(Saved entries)

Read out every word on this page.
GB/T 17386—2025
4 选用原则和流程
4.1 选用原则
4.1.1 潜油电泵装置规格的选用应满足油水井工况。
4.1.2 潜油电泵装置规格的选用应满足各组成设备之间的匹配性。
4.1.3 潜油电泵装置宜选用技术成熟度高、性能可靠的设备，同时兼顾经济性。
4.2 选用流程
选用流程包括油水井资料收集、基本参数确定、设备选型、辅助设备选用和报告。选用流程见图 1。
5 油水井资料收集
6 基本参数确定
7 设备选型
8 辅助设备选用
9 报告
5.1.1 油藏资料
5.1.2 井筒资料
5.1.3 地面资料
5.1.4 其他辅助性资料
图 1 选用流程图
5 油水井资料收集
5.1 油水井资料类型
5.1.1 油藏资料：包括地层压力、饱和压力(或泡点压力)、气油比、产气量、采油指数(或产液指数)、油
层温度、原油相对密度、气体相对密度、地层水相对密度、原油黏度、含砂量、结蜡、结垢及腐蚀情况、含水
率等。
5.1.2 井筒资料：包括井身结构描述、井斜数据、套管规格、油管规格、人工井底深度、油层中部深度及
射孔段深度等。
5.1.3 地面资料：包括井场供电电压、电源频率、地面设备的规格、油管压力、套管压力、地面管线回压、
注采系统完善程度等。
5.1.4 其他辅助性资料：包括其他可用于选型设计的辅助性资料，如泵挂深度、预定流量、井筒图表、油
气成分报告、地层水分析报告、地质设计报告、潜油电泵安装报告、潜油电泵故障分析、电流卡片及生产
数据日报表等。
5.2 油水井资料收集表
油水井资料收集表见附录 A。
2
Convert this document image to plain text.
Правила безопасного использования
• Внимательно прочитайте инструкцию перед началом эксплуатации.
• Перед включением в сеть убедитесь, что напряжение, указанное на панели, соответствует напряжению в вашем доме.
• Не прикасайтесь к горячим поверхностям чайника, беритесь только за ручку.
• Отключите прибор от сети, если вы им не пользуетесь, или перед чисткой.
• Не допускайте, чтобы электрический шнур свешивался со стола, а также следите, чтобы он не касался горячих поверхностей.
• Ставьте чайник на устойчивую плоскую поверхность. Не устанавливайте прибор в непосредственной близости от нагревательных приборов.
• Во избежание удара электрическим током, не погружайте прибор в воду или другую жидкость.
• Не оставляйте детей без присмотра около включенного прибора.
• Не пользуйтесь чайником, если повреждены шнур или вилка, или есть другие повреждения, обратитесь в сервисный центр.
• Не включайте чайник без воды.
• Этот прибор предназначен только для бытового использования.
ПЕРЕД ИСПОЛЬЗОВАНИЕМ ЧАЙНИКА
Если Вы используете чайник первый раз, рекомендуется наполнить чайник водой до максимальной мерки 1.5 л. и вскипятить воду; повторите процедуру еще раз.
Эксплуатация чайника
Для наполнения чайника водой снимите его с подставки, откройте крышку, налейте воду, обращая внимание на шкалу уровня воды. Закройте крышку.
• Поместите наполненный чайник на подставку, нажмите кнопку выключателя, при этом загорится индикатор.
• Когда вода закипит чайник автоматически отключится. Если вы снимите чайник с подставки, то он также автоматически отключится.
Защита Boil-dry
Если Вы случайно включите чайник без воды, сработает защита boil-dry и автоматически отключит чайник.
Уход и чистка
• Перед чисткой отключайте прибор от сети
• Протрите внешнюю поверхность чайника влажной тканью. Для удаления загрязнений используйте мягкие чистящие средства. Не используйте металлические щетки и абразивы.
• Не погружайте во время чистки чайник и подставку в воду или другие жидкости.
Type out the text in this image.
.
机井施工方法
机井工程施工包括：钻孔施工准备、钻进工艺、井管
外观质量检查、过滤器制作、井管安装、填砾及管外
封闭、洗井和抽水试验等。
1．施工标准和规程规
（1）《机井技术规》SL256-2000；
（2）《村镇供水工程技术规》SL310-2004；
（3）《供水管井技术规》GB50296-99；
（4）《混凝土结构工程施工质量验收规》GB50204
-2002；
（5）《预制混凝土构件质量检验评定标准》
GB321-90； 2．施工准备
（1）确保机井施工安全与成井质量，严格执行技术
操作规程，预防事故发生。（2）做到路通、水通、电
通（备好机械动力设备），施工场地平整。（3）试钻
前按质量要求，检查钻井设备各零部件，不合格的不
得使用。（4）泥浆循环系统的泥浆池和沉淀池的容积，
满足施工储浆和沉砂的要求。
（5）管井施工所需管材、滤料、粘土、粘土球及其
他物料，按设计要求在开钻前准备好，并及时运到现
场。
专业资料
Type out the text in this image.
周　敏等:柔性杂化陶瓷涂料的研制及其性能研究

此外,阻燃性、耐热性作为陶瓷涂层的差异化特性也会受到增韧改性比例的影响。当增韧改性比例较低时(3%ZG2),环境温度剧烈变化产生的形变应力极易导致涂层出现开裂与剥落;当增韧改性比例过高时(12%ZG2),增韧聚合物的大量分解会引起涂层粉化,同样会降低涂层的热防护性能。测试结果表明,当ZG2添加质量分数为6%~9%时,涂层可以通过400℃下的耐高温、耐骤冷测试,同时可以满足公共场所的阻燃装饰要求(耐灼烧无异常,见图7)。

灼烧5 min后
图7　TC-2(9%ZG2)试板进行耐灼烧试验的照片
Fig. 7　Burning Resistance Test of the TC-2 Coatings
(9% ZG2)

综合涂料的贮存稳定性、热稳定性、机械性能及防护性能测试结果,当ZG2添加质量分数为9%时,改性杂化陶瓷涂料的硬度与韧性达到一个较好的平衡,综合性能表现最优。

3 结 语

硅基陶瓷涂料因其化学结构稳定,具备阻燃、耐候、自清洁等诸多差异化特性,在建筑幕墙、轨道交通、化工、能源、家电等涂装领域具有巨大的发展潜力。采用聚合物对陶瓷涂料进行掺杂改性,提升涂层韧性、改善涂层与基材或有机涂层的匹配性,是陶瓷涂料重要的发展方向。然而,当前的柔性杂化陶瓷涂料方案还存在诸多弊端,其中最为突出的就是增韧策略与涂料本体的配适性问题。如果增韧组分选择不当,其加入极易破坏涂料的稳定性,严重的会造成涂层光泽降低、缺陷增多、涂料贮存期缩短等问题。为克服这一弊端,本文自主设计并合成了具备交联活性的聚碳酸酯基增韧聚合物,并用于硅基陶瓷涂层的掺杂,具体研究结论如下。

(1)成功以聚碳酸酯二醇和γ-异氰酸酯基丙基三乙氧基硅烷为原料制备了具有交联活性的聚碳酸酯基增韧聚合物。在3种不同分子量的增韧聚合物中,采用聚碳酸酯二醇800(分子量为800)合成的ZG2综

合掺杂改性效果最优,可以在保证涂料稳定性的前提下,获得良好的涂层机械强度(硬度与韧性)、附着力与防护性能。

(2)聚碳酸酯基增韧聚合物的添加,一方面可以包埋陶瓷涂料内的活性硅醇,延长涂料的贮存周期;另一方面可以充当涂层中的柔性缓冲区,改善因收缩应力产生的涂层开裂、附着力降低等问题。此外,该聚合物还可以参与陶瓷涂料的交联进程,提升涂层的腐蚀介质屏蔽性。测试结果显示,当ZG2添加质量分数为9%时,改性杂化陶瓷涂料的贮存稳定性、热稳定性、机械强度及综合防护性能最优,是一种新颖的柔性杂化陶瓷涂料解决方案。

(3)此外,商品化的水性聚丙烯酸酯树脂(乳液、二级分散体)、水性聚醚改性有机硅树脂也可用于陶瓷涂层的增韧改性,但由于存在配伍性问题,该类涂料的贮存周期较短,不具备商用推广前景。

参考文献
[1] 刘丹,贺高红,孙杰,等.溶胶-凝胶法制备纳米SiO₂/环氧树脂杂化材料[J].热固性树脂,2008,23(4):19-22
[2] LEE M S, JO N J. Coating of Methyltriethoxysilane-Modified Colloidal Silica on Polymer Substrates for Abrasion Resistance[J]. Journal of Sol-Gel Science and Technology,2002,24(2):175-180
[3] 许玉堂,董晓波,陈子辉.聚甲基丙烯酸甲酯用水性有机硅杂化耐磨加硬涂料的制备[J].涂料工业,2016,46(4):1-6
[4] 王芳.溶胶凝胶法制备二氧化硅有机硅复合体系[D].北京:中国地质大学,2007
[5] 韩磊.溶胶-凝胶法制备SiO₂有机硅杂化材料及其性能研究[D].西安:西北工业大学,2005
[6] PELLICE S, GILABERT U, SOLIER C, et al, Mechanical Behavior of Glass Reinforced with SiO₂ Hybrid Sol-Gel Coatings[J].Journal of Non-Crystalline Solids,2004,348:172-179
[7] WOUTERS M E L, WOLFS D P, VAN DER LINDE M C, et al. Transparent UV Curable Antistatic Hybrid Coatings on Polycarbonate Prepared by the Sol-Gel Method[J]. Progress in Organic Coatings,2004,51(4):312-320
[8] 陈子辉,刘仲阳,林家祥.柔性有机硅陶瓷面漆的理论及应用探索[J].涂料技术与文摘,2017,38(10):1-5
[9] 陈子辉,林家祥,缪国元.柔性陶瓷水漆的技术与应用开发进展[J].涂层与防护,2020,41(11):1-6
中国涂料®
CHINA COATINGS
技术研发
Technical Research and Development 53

WHAT YOU WILL DO: Scan the data above and copy every line with "сети" in it.

ANSWER FOR THIS EXERCISE:
• Отключите прибор от сети, если вы им не пользуетесь, или перед чисткой.
• Перед чисткой отключайте прибор от сети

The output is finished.